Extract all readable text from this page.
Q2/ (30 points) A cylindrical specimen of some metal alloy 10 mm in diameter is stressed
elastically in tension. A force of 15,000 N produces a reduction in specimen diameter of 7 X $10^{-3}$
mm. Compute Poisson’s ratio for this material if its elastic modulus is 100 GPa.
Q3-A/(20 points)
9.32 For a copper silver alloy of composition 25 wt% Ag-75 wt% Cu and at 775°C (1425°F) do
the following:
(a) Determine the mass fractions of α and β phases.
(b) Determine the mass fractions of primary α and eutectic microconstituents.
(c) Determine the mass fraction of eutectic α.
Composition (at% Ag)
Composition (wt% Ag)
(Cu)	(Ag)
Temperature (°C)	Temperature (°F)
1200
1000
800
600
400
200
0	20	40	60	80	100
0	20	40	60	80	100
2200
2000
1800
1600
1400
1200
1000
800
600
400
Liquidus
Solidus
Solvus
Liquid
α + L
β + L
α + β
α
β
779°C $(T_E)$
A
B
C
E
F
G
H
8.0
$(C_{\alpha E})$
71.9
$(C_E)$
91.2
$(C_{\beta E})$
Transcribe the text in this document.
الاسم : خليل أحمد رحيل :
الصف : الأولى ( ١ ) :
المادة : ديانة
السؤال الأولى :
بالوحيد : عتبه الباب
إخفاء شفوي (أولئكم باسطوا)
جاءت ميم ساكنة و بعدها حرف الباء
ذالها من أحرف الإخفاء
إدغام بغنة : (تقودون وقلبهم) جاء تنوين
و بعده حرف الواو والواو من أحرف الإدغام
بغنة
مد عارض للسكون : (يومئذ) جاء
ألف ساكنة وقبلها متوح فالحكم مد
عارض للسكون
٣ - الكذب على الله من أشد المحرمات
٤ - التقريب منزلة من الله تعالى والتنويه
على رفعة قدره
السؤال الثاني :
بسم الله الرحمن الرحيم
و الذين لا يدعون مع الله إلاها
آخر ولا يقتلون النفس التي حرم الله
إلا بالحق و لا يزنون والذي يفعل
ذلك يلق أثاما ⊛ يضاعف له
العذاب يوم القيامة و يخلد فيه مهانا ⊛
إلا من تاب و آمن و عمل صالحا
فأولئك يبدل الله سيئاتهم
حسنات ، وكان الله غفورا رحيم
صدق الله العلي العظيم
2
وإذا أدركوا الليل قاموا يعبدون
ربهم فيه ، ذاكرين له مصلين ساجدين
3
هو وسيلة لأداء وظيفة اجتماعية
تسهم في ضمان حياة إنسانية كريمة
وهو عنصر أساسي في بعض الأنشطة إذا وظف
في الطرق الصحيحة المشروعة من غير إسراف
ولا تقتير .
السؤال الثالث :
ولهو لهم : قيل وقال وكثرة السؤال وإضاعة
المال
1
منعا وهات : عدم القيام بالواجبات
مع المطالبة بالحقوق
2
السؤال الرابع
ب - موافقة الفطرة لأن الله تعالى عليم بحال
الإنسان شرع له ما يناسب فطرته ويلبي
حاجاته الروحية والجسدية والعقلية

━━━━

#### [GOAL OF THE EXERCISE]
Find the line containing "Transcribe the text in this document.". Reproduce it exactly, along with every line after it through the last.

#### [RESPONSE TO THE EXERCISE]
Transcribe the text in this document.
الاسم : خليل أحمد رحيل :
الصف : الأولى ( ١ ) :
المادة : ديانة
السؤال الأولى :
بالوحيد : عتبه الباب
إخفاء شفوي (أولئكم باسطوا)
جاءت ميم ساكنة و بعدها حرف الباء
ذالها من أحرف الإخفاء
إدغام بغنة : (تقودون وقلبهم) جاء تنوين
و بعده حرف الواو والواو من أحرف الإدغام
بغنة
مد عارض للسكون : (يومئذ) جاء
ألف ساكنة وقبلها متوح فالحكم مد
عارض للسكون
٣ - الكذب على الله من أشد المحرمات
٤ - التقريب منزلة من الله تعالى والتنويه
على رفعة قدره
السؤال الثاني :
بسم الله الرحمن الرحيم
و الذين لا يدعون مع الله إلاها
آخر ولا يقتلون النفس التي حرم الله
إلا بالحق و لا يزنون والذي يفعل
ذلك يلق أثاما ⊛ يضاعف له
العذاب يوم القيامة و يخلد فيه مهانا ⊛
إلا من تاب و آمن و عمل صالحا
فأولئك يبدل الله سيئاتهم
حسنات ، وكان الله غفورا رحيم
صدق الله العلي العظيم
2
وإذا أدركوا الليل قاموا يعبدون
ربهم فيه ، ذاكرين له مصلين ساجدين
3
هو وسيلة لأداء وظيفة اجتماعية
تسهم في ضمان حياة إنسانية كريمة
وهو عنصر أساسي في بعض الأنشطة إذا وظف
في الطرق الصحيحة المشروعة من غير إسراف
ولا تقتير .
السؤال الثالث :
ولهو لهم : قيل وقال وكثرة السؤال وإضاعة
المال
1
منعا وهات : عدم القيام بالواجبات
مع المطالبة بالحقوق
2
السؤال الرابع
ب - موافقة الفطرة لأن الله تعالى عليم بحال
الإنسان شرع له ما يناسب فطرته ويلبي
حاجاته الروحية والجسدية والعقلية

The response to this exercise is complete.